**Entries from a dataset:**
—————
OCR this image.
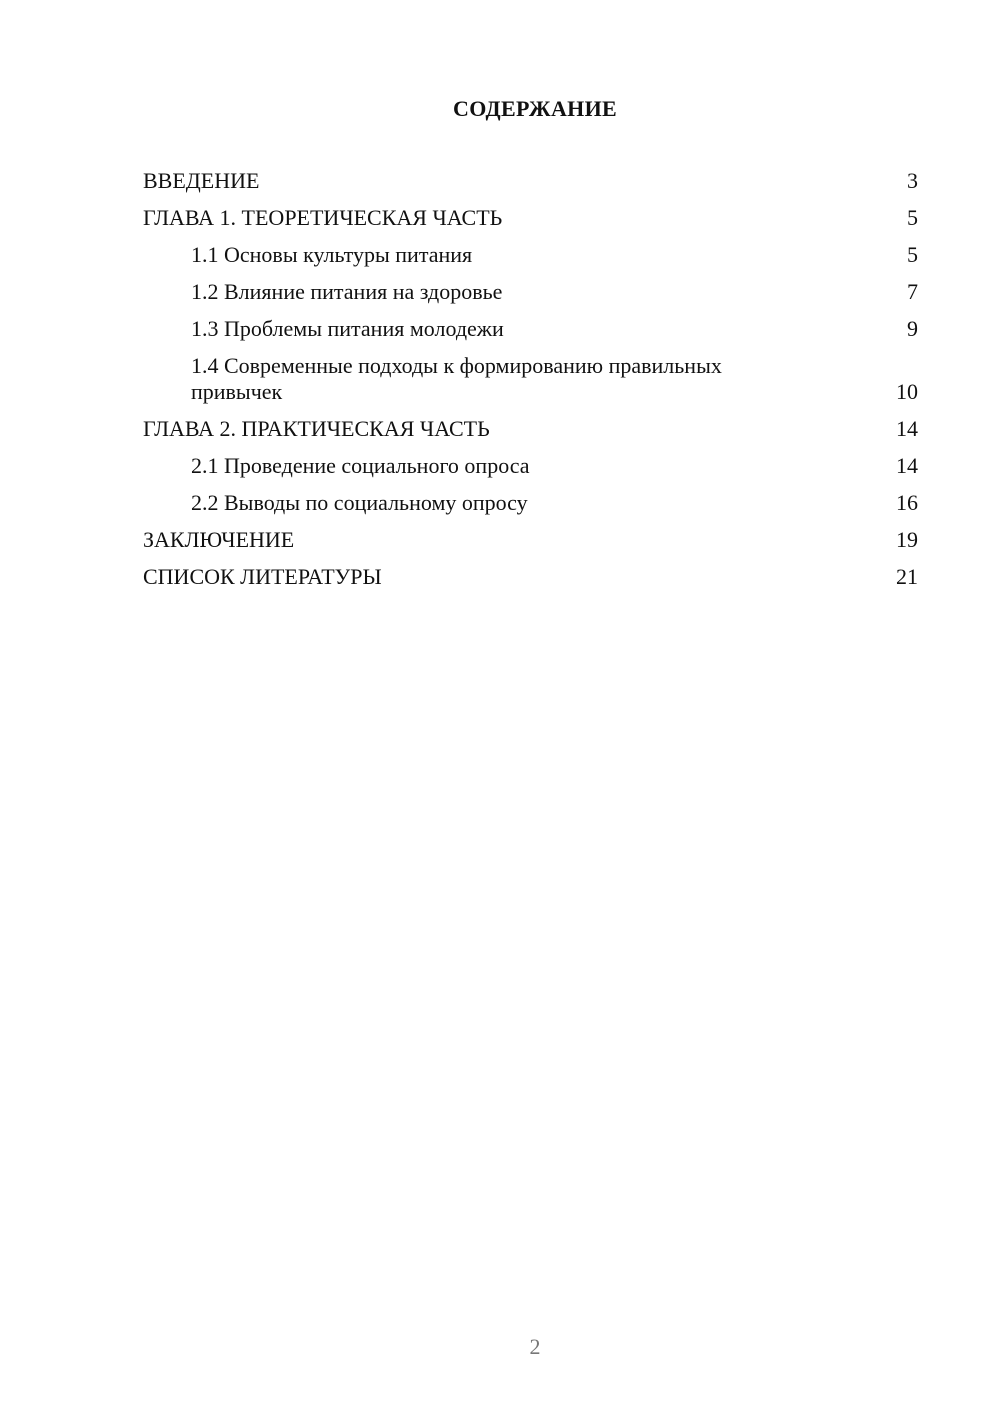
СОДЕРЖАНИЕ
ВВЕДЕНИЕ	3
ГЛАВА 1. ТЕОРЕТИЧЕСКАЯ ЧАСТЬ	5
1.1 Основы культуры питания	5
1.2 Влияние питания на здоровье	7
1.3 Проблемы питания молодежи	9
1.4 Современные подходы к формированию правильных привычек	10
ГЛАВА 2. ПРАКТИЧЕСКАЯ ЧАСТЬ	14
2.1 Проведение социального опроса	14
2.2 Выводы по социальному опросу	16
ЗАКЛЮЧЕНИЕ	19
СПИСОК ЛИТЕРАТУРЫ	21
2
—————
**Written task:**
Retype the whole listing, keeping every line identical and omitting all pictures.

**Solution:**
OCR this image.
СОДЕРЖАНИЕ
ВВЕДЕНИЕ	3
ГЛАВА 1. ТЕОРЕТИЧЕСКАЯ ЧАСТЬ	5
1.1 Основы культуры питания	5
1.2 Влияние питания на здоровье	7
1.3 Проблемы питания молодежи	9
1.4 Современные подходы к формированию правильных привычек	10
ГЛАВА 2. ПРАКТИЧЕСКАЯ ЧАСТЬ	14
2.1 Проведение социального опроса	14
2.2 Выводы по социальному опросу	16
ЗАКЛЮЧЕНИЕ	19
СПИСОК ЛИТЕРАТУРЫ	21
2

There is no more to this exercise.